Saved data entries
========================
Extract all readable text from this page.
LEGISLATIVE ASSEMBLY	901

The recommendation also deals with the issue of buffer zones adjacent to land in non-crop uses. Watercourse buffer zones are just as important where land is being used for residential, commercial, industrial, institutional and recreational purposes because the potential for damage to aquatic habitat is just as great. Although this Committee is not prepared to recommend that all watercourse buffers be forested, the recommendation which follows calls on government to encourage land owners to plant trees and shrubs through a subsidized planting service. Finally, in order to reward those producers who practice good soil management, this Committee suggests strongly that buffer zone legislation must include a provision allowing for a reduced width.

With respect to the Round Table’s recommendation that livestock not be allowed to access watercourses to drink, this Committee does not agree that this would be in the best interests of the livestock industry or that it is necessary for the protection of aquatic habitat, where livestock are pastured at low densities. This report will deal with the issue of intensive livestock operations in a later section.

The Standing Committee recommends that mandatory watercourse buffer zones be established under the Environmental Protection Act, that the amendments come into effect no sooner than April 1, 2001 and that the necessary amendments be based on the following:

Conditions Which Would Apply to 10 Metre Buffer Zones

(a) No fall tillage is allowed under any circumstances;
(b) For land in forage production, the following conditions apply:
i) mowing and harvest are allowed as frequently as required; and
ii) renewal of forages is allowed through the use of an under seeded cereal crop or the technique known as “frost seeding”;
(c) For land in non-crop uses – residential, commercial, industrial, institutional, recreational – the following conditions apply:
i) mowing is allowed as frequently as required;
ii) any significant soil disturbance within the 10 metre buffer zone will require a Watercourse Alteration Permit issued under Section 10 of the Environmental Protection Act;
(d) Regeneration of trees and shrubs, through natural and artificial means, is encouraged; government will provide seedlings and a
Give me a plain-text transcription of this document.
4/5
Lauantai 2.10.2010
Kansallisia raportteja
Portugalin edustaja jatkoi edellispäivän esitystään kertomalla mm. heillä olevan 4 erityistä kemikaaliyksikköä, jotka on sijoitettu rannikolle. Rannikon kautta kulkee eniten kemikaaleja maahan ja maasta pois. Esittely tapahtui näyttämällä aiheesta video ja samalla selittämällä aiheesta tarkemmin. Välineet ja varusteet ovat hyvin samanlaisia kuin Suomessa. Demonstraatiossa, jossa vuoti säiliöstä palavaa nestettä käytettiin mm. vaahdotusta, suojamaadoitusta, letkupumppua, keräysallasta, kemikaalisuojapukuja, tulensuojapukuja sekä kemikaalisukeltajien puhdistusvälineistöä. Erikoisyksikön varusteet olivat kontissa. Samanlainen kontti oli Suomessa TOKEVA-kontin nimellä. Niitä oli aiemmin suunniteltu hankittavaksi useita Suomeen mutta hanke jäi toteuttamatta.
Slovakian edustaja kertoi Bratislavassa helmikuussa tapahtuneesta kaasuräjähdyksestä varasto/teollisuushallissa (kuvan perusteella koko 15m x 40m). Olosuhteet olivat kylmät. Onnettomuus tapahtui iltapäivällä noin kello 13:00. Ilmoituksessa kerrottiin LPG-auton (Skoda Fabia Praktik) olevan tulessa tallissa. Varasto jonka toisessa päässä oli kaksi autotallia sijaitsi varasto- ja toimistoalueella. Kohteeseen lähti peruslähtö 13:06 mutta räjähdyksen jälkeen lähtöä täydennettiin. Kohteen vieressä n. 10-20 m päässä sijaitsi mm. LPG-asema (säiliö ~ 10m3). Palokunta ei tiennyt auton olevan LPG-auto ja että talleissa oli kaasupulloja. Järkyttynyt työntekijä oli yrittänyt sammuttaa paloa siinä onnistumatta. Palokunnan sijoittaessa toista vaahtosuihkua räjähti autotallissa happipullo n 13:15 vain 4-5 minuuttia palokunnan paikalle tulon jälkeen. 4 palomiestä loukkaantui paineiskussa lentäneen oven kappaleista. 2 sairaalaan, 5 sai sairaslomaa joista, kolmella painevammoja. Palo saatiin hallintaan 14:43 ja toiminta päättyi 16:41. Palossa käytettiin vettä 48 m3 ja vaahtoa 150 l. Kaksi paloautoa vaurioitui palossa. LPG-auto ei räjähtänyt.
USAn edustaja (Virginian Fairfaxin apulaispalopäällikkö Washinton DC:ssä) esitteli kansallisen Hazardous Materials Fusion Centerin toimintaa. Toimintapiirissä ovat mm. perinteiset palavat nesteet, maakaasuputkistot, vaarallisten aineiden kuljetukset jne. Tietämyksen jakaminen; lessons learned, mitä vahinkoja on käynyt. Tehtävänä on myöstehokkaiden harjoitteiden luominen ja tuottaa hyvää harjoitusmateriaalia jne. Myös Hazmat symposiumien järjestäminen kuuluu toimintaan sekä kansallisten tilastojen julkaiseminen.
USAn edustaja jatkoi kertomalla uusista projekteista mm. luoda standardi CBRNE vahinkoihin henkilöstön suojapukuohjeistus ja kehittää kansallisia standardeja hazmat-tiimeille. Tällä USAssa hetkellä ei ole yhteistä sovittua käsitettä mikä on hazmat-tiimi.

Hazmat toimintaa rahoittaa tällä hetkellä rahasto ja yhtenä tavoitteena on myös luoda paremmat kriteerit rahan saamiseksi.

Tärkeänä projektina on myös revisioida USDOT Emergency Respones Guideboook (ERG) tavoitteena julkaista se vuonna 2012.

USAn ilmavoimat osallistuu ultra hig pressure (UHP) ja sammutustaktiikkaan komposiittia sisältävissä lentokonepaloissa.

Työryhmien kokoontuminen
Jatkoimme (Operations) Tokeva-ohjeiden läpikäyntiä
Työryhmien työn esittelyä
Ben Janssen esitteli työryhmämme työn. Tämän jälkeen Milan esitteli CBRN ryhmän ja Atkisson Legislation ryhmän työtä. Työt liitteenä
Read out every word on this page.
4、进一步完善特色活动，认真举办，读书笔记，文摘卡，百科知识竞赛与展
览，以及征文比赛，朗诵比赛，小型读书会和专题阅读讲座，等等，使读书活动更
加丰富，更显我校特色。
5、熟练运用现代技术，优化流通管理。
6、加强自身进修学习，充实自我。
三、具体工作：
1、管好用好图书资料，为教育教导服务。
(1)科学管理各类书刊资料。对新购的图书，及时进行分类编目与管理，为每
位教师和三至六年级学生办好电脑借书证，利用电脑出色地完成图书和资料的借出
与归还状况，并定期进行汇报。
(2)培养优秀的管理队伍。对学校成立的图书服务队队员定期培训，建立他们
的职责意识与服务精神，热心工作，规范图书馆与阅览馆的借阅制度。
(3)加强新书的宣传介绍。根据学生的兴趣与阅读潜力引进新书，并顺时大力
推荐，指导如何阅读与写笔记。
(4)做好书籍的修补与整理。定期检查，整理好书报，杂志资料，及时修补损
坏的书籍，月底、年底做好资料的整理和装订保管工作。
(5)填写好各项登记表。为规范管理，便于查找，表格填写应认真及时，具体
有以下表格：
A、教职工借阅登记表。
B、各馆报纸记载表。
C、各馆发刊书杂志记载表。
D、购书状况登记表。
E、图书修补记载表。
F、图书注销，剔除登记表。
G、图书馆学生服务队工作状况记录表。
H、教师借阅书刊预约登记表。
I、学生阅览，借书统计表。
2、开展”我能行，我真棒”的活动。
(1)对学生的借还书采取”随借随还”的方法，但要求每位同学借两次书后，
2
========================
[Brief]
Track down every line of the material containing the string "Työryhmien", and copy it.

[Finished exercise]
Työryhmien kokoontuminen
Työryhmien työn esittelyä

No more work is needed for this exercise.